● THE TASK:
Read the lines below. Copy out any that hold the string "this".
-- BEGIN DATASET EXCERPTS --
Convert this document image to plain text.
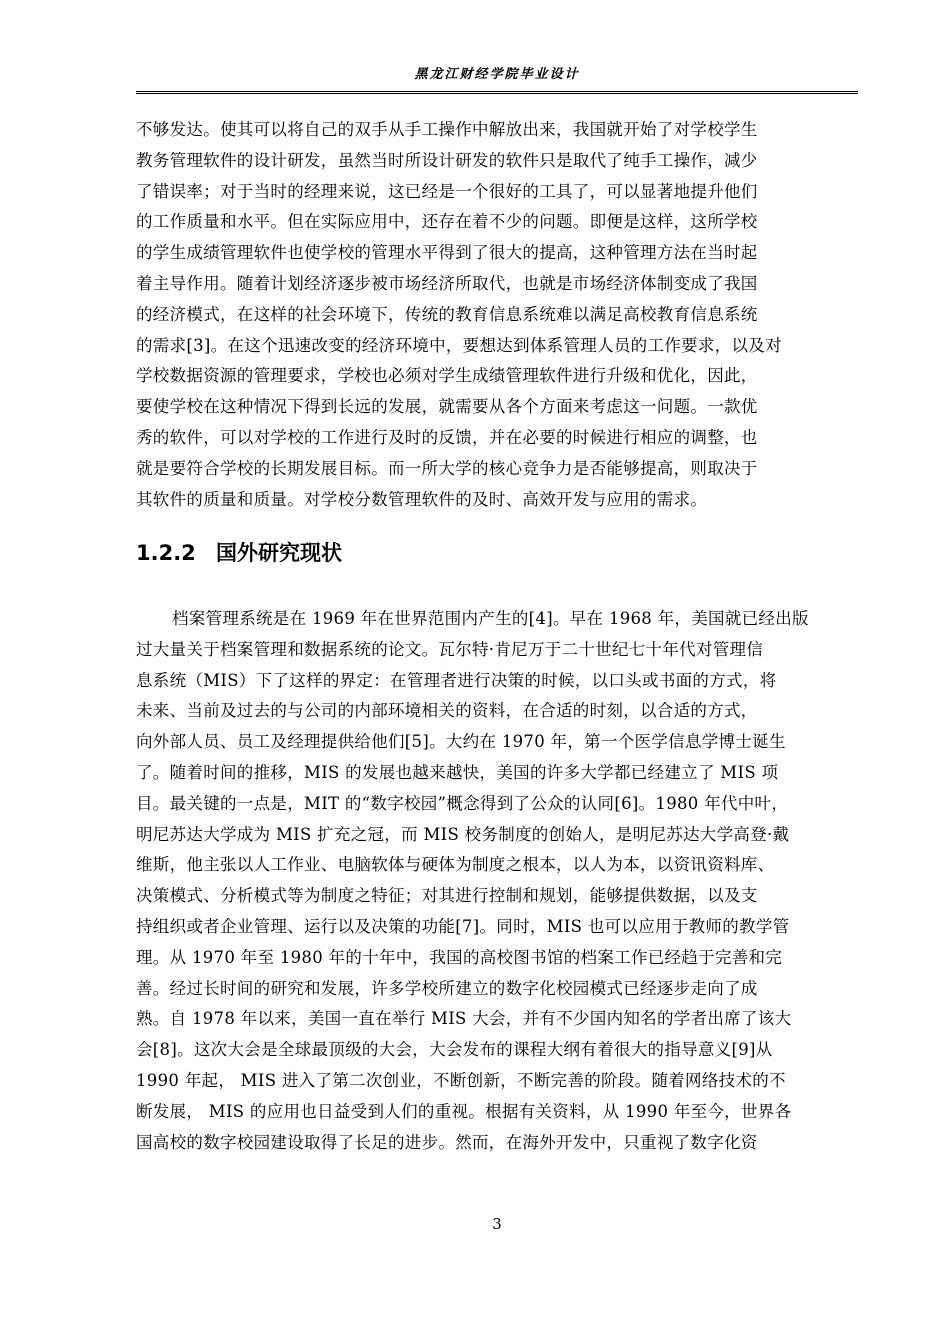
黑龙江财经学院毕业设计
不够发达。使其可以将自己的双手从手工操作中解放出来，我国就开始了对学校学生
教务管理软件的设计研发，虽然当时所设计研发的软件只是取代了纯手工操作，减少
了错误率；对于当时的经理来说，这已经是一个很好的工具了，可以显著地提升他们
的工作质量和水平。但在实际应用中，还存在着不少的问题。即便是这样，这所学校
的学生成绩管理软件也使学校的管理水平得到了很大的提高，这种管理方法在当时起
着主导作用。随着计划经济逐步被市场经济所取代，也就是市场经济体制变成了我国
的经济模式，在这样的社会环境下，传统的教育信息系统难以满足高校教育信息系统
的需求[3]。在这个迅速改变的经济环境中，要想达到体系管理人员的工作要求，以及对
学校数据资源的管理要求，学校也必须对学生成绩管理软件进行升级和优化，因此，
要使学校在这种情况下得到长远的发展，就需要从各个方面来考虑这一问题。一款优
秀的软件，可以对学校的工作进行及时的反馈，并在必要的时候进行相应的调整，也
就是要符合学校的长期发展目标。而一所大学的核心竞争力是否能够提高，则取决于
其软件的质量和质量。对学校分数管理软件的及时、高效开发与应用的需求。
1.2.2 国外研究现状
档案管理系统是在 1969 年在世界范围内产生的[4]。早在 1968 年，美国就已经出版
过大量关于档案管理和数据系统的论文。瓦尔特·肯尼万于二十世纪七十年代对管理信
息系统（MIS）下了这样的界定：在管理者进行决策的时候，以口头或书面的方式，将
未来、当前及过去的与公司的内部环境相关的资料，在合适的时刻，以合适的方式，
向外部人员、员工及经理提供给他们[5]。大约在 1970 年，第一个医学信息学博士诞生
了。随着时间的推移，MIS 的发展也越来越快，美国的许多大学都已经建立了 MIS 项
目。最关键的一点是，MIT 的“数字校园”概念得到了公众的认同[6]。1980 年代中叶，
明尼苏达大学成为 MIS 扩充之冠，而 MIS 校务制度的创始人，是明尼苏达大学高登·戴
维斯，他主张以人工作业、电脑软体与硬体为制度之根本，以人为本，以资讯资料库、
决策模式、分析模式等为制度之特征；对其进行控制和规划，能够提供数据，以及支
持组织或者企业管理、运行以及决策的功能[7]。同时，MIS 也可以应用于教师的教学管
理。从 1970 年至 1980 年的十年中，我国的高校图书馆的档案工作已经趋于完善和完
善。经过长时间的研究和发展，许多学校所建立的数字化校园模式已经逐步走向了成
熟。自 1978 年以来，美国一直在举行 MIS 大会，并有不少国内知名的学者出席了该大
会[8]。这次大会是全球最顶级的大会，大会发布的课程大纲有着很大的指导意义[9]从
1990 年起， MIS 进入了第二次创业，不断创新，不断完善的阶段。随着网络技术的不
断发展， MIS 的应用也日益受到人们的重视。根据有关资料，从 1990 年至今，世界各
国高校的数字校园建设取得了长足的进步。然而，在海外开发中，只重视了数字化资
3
-- END DATASET EXCERPTS --
-- BEGIN DATASET EXCERPTS --
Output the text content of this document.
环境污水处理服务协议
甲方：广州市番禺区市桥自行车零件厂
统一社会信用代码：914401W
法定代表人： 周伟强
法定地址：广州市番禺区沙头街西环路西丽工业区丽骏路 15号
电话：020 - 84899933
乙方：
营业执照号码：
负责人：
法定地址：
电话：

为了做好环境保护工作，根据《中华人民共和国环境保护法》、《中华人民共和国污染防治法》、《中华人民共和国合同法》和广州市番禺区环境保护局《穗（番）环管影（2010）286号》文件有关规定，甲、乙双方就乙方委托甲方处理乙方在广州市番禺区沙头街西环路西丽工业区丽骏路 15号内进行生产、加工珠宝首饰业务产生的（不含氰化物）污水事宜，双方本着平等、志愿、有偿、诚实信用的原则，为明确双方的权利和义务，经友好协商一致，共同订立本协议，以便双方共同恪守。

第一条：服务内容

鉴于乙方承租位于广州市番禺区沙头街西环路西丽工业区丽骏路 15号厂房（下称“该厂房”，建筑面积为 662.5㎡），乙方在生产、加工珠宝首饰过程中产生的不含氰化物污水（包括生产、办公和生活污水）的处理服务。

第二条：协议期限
-- END DATASET EXCERPTS --
● SOLUTION TO THE EXERCISE:
Convert this document image to plain text.
Output the text content of this document.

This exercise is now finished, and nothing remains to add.